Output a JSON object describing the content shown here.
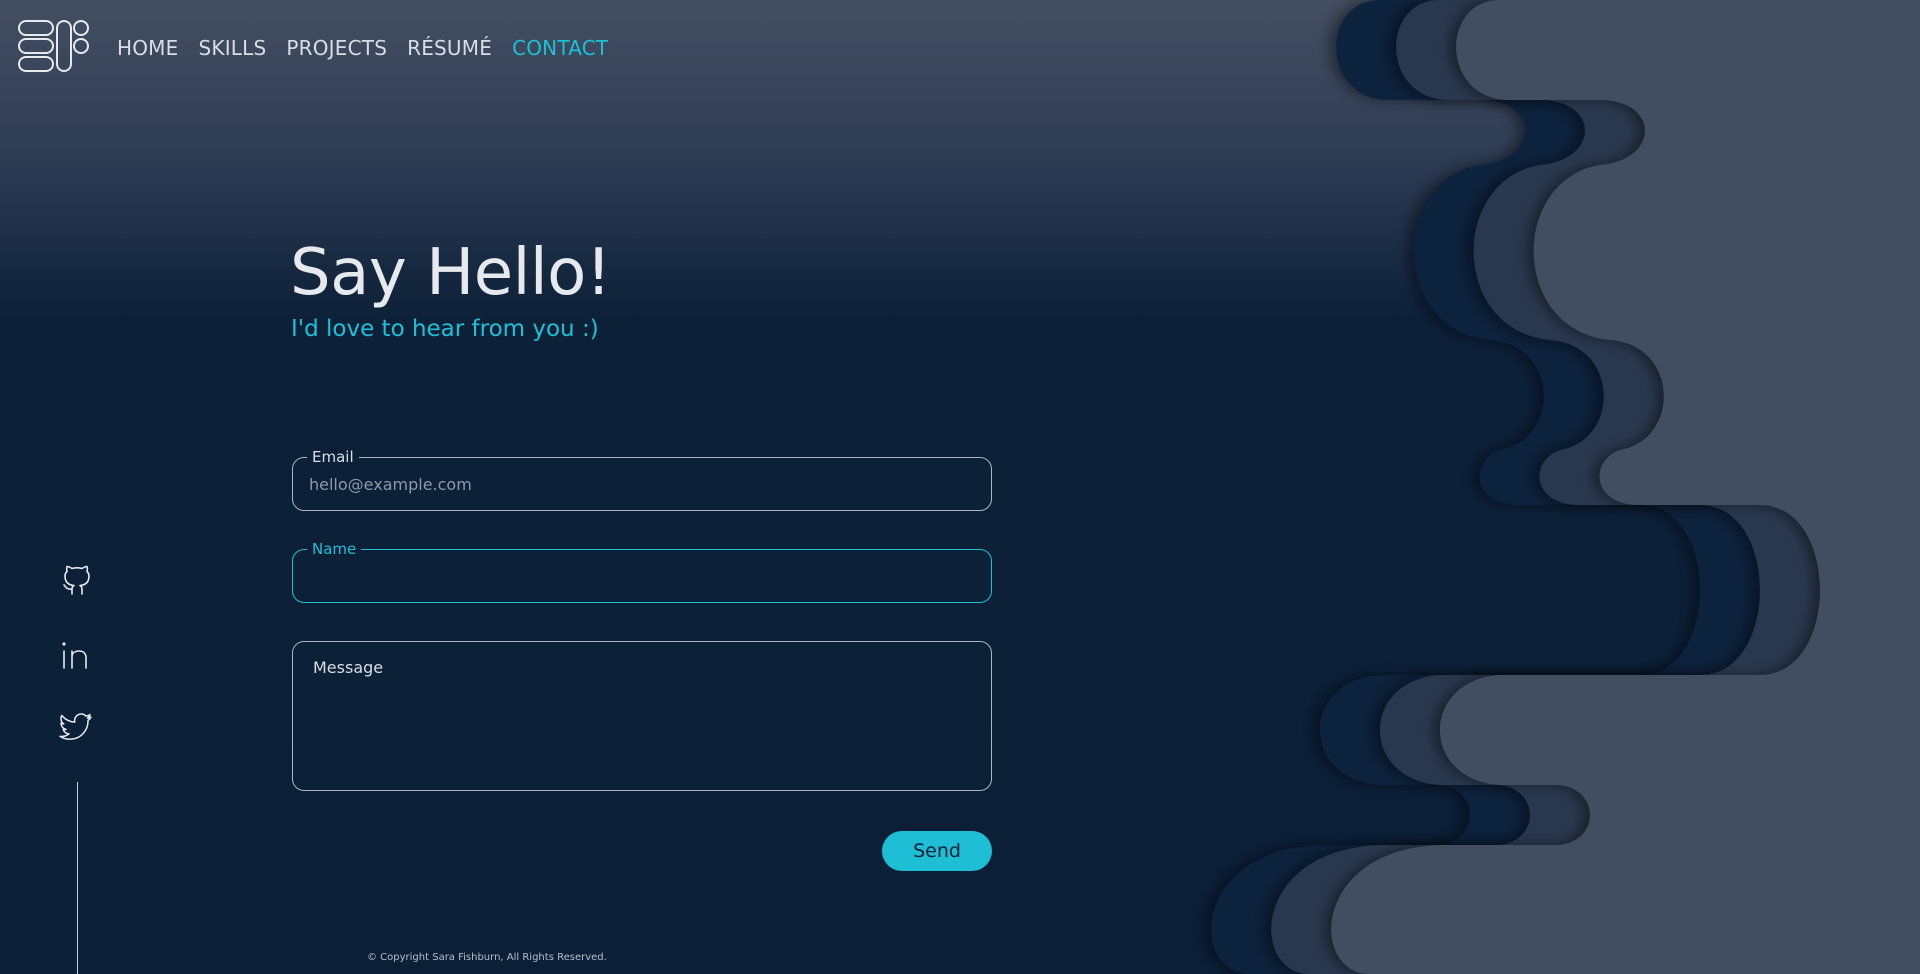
{
  "nav": {
    "items": [
      {
        "label": "HOME"
      },
      {
        "label": "SKILLS"
      },
      {
        "label": "PROJECTS"
      },
      {
        "label": "RÉSUMÉ"
      },
      {
        "label": "CONTACT",
        "active": true
      }
    ]
  },
  "hero": {
    "title": "Say Hello!",
    "subtitle": "I'd love to hear from you :)"
  },
  "form": {
    "email": {
      "label": "Email",
      "placeholder": "hello@example.com",
      "value": ""
    },
    "name": {
      "label": "Name",
      "value": "",
      "focused": true
    },
    "message": {
      "placeholder": "Message",
      "value": ""
    },
    "send_label": "Send"
  },
  "social": [
    "github-icon",
    "linkedin-icon",
    "twitter-icon"
  ],
  "footer": {
    "copyright": "© Copyright Sara Fishburn, All Rights Reserved."
  },
  "colors": {
    "accent": "#1ec0d6",
    "background": "#0b1f37",
    "wave_light": "#434e61",
    "wave_mid": "#2b3850"
  }
}
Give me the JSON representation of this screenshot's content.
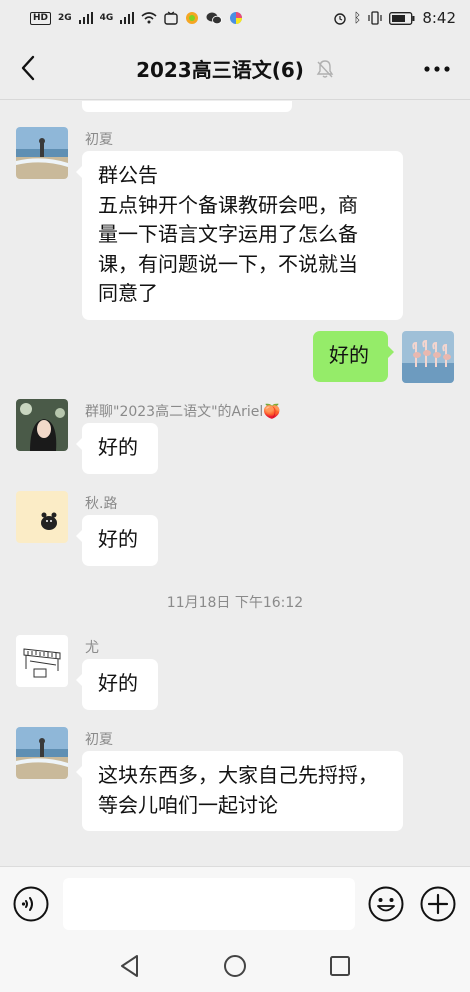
{
  "status_bar": {
    "hd": "HD",
    "net1": "2G",
    "net2": "4G",
    "time": "8:42",
    "icons": [
      "signal-icon",
      "wifi-icon",
      "alarm-icon",
      "bluetooth-icon",
      "vibrate-icon",
      "battery-icon"
    ]
  },
  "header": {
    "title": "2023高三语文(6)",
    "muted": true
  },
  "messages": [
    {
      "sender": "初夏",
      "avatar": "beach-photo",
      "text_lines": [
        "群公告",
        "五点钟开个备课教研会吧，商",
        "量一下语言文字运用了怎么备",
        "课，有问题说一下，不说就当",
        "同意了"
      ],
      "from_me": false
    },
    {
      "text": "好的",
      "avatar": "flamingo-photo",
      "from_me": true
    },
    {
      "sender": "群聊\"2023高二语文\"的Ariel🍑",
      "avatar": "girl-photo",
      "text": "好的",
      "from_me": false
    },
    {
      "sender": "秋.路",
      "avatar": "cartoon-bear",
      "text": "好的",
      "from_me": false
    },
    {
      "sender": "尤",
      "avatar": "piano-sketch",
      "text": "好的",
      "from_me": false
    },
    {
      "sender": "初夏",
      "avatar": "beach-photo",
      "text_lines": [
        "这块东西多，大家自己先捋捋，",
        "等会儿咱们一起讨论"
      ],
      "from_me": false
    }
  ],
  "time_separator": "11月18日 下午16:12",
  "input": {
    "value": "",
    "placeholder": ""
  },
  "colors": {
    "background": "#ededed",
    "bubble_other": "#ffffff",
    "bubble_me": "#95ec69",
    "sender_text": "#8a8a8a"
  }
}
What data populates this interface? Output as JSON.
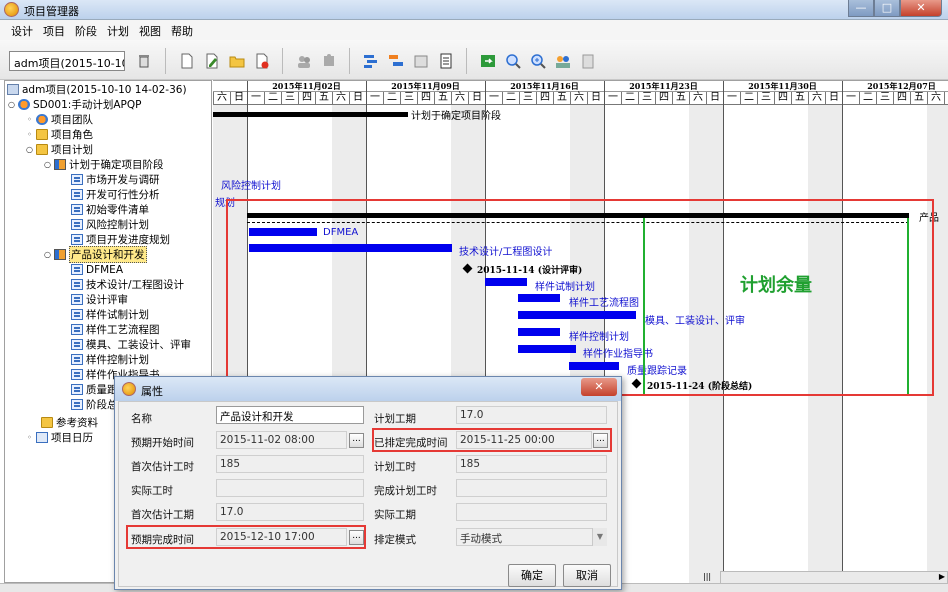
{
  "window": {
    "title": "项目管理器",
    "min": "—",
    "max": "□",
    "close": "✕"
  },
  "menu": [
    "设计",
    "项目",
    "阶段",
    "计划",
    "视图",
    "帮助"
  ],
  "toolbar": {
    "project_selector": "adm项目(2015-10-10"
  },
  "tree": {
    "root": "adm项目(2015-10-10 14-02-36)",
    "project": "SD001:手动计划APQP",
    "team": "项目团队",
    "roles": "项目角色",
    "plan": "项目计划",
    "phase1": "计划于确定项目阶段",
    "phase1_tasks": [
      "市场开发与调研",
      "开发可行性分析",
      "初始零件清单",
      "风险控制计划",
      "项目开发进度规划"
    ],
    "phase2": "产品设计和开发",
    "phase2_tasks": [
      "DFMEA",
      "技术设计/工程图设计",
      "设计评审",
      "样件试制计划",
      "样件工艺流程图",
      "模具、工装设计、评审",
      "样件控制计划",
      "样件作业指导书",
      "质量跟踪记录",
      "阶段总结"
    ],
    "references": "参考资料",
    "calendar": "项目日历"
  },
  "gantt": {
    "weeks": [
      "2015年11月02日",
      "2015年11月09日",
      "2015年11月16日",
      "2015年11月23日",
      "2015年11月30日",
      "2015年12月07日"
    ],
    "day_labels": [
      "一",
      "二",
      "三",
      "四",
      "五",
      "六",
      "日"
    ],
    "lead_days": [
      "六",
      "日"
    ],
    "labels": {
      "phase1": "计划于确定项目阶段",
      "risk": "风险控制计划",
      "plan_short": "规划",
      "phase2": "产品",
      "dfmea": "DFMEA",
      "tech": "技术设计/工程图设计",
      "milestone1": "2015-11-14 (设计评审)",
      "trial": "样件试制计划",
      "flow": "样件工艺流程图",
      "mold": "模具、工装设计、评审",
      "control": "样件控制计划",
      "guide": "样件作业指导书",
      "quality": "质量跟踪记录",
      "milestone2": "2015-11-24 (阶段总结)"
    },
    "annotation": "计划余量",
    "colors": {
      "bar": "#0000ee",
      "highlight": "#e53935",
      "buffer": "#20a030"
    }
  },
  "dialog": {
    "title": "属性",
    "close": "✕",
    "fields": {
      "name_label": "名称",
      "name_value": "产品设计和开发",
      "plan_period_label": "计划工期",
      "plan_period_value": "17.0",
      "exp_start_label": "预期开始时间",
      "exp_start_value": "2015-11-02 08:00",
      "sched_finish_label": "已排定完成时间",
      "sched_finish_value": "2015-11-25 00:00",
      "first_est_hours_label": "首次估计工时",
      "first_est_hours_value": "185",
      "plan_hours_label": "计划工时",
      "plan_hours_value": "185",
      "actual_hours_label": "实际工时",
      "actual_hours_value": "",
      "done_plan_hours_label": "完成计划工时",
      "done_plan_hours_value": "",
      "first_est_period_label": "首次估计工期",
      "first_est_period_value": "17.0",
      "actual_period_label": "实际工期",
      "actual_period_value": "",
      "exp_finish_label": "预期完成时间",
      "exp_finish_value": "2015-12-10 17:00",
      "sched_mode_label": "排定模式",
      "sched_mode_value": "手动模式"
    },
    "picker": "...",
    "ok": "确定",
    "cancel": "取消"
  },
  "scroll": {
    "thumb": "|||"
  }
}
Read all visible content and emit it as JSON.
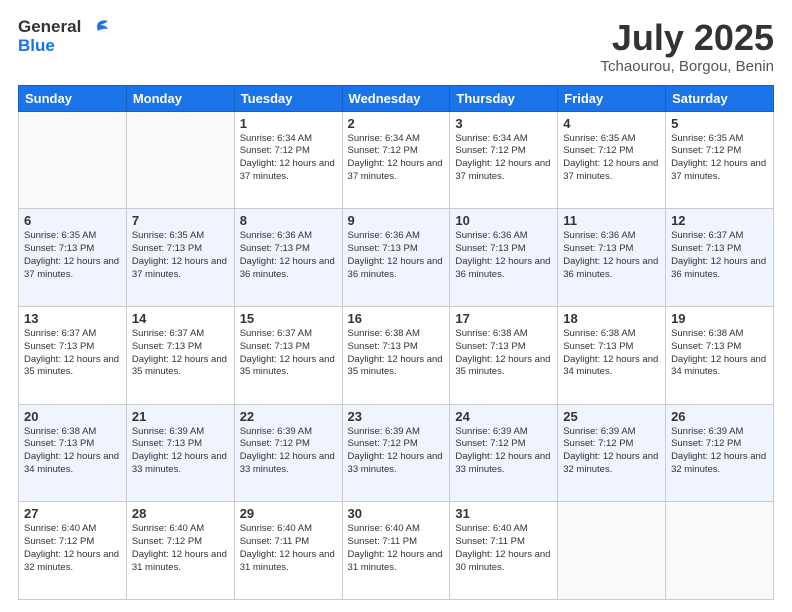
{
  "header": {
    "logo_line1": "General",
    "logo_line2": "Blue",
    "title": "July 2025",
    "location": "Tchaourou, Borgou, Benin"
  },
  "days_of_week": [
    "Sunday",
    "Monday",
    "Tuesday",
    "Wednesday",
    "Thursday",
    "Friday",
    "Saturday"
  ],
  "weeks": [
    [
      {
        "day": "",
        "sunrise": "",
        "sunset": "",
        "daylight": ""
      },
      {
        "day": "",
        "sunrise": "",
        "sunset": "",
        "daylight": ""
      },
      {
        "day": "1",
        "sunrise": "Sunrise: 6:34 AM",
        "sunset": "Sunset: 7:12 PM",
        "daylight": "Daylight: 12 hours and 37 minutes."
      },
      {
        "day": "2",
        "sunrise": "Sunrise: 6:34 AM",
        "sunset": "Sunset: 7:12 PM",
        "daylight": "Daylight: 12 hours and 37 minutes."
      },
      {
        "day": "3",
        "sunrise": "Sunrise: 6:34 AM",
        "sunset": "Sunset: 7:12 PM",
        "daylight": "Daylight: 12 hours and 37 minutes."
      },
      {
        "day": "4",
        "sunrise": "Sunrise: 6:35 AM",
        "sunset": "Sunset: 7:12 PM",
        "daylight": "Daylight: 12 hours and 37 minutes."
      },
      {
        "day": "5",
        "sunrise": "Sunrise: 6:35 AM",
        "sunset": "Sunset: 7:12 PM",
        "daylight": "Daylight: 12 hours and 37 minutes."
      }
    ],
    [
      {
        "day": "6",
        "sunrise": "Sunrise: 6:35 AM",
        "sunset": "Sunset: 7:13 PM",
        "daylight": "Daylight: 12 hours and 37 minutes."
      },
      {
        "day": "7",
        "sunrise": "Sunrise: 6:35 AM",
        "sunset": "Sunset: 7:13 PM",
        "daylight": "Daylight: 12 hours and 37 minutes."
      },
      {
        "day": "8",
        "sunrise": "Sunrise: 6:36 AM",
        "sunset": "Sunset: 7:13 PM",
        "daylight": "Daylight: 12 hours and 36 minutes."
      },
      {
        "day": "9",
        "sunrise": "Sunrise: 6:36 AM",
        "sunset": "Sunset: 7:13 PM",
        "daylight": "Daylight: 12 hours and 36 minutes."
      },
      {
        "day": "10",
        "sunrise": "Sunrise: 6:36 AM",
        "sunset": "Sunset: 7:13 PM",
        "daylight": "Daylight: 12 hours and 36 minutes."
      },
      {
        "day": "11",
        "sunrise": "Sunrise: 6:36 AM",
        "sunset": "Sunset: 7:13 PM",
        "daylight": "Daylight: 12 hours and 36 minutes."
      },
      {
        "day": "12",
        "sunrise": "Sunrise: 6:37 AM",
        "sunset": "Sunset: 7:13 PM",
        "daylight": "Daylight: 12 hours and 36 minutes."
      }
    ],
    [
      {
        "day": "13",
        "sunrise": "Sunrise: 6:37 AM",
        "sunset": "Sunset: 7:13 PM",
        "daylight": "Daylight: 12 hours and 35 minutes."
      },
      {
        "day": "14",
        "sunrise": "Sunrise: 6:37 AM",
        "sunset": "Sunset: 7:13 PM",
        "daylight": "Daylight: 12 hours and 35 minutes."
      },
      {
        "day": "15",
        "sunrise": "Sunrise: 6:37 AM",
        "sunset": "Sunset: 7:13 PM",
        "daylight": "Daylight: 12 hours and 35 minutes."
      },
      {
        "day": "16",
        "sunrise": "Sunrise: 6:38 AM",
        "sunset": "Sunset: 7:13 PM",
        "daylight": "Daylight: 12 hours and 35 minutes."
      },
      {
        "day": "17",
        "sunrise": "Sunrise: 6:38 AM",
        "sunset": "Sunset: 7:13 PM",
        "daylight": "Daylight: 12 hours and 35 minutes."
      },
      {
        "day": "18",
        "sunrise": "Sunrise: 6:38 AM",
        "sunset": "Sunset: 7:13 PM",
        "daylight": "Daylight: 12 hours and 34 minutes."
      },
      {
        "day": "19",
        "sunrise": "Sunrise: 6:38 AM",
        "sunset": "Sunset: 7:13 PM",
        "daylight": "Daylight: 12 hours and 34 minutes."
      }
    ],
    [
      {
        "day": "20",
        "sunrise": "Sunrise: 6:38 AM",
        "sunset": "Sunset: 7:13 PM",
        "daylight": "Daylight: 12 hours and 34 minutes."
      },
      {
        "day": "21",
        "sunrise": "Sunrise: 6:39 AM",
        "sunset": "Sunset: 7:13 PM",
        "daylight": "Daylight: 12 hours and 33 minutes."
      },
      {
        "day": "22",
        "sunrise": "Sunrise: 6:39 AM",
        "sunset": "Sunset: 7:12 PM",
        "daylight": "Daylight: 12 hours and 33 minutes."
      },
      {
        "day": "23",
        "sunrise": "Sunrise: 6:39 AM",
        "sunset": "Sunset: 7:12 PM",
        "daylight": "Daylight: 12 hours and 33 minutes."
      },
      {
        "day": "24",
        "sunrise": "Sunrise: 6:39 AM",
        "sunset": "Sunset: 7:12 PM",
        "daylight": "Daylight: 12 hours and 33 minutes."
      },
      {
        "day": "25",
        "sunrise": "Sunrise: 6:39 AM",
        "sunset": "Sunset: 7:12 PM",
        "daylight": "Daylight: 12 hours and 32 minutes."
      },
      {
        "day": "26",
        "sunrise": "Sunrise: 6:39 AM",
        "sunset": "Sunset: 7:12 PM",
        "daylight": "Daylight: 12 hours and 32 minutes."
      }
    ],
    [
      {
        "day": "27",
        "sunrise": "Sunrise: 6:40 AM",
        "sunset": "Sunset: 7:12 PM",
        "daylight": "Daylight: 12 hours and 32 minutes."
      },
      {
        "day": "28",
        "sunrise": "Sunrise: 6:40 AM",
        "sunset": "Sunset: 7:12 PM",
        "daylight": "Daylight: 12 hours and 31 minutes."
      },
      {
        "day": "29",
        "sunrise": "Sunrise: 6:40 AM",
        "sunset": "Sunset: 7:11 PM",
        "daylight": "Daylight: 12 hours and 31 minutes."
      },
      {
        "day": "30",
        "sunrise": "Sunrise: 6:40 AM",
        "sunset": "Sunset: 7:11 PM",
        "daylight": "Daylight: 12 hours and 31 minutes."
      },
      {
        "day": "31",
        "sunrise": "Sunrise: 6:40 AM",
        "sunset": "Sunset: 7:11 PM",
        "daylight": "Daylight: 12 hours and 30 minutes."
      },
      {
        "day": "",
        "sunrise": "",
        "sunset": "",
        "daylight": ""
      },
      {
        "day": "",
        "sunrise": "",
        "sunset": "",
        "daylight": ""
      }
    ]
  ]
}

○ ○ ○ ○ ○

■ PROBLEM DETAILS ■
Collect every line above that contains the word "Output".

■ ANSWER TO THIS PROBLEM ■
Output a JSON object describing the content shown here.
What data populates this interface? Output as JSON.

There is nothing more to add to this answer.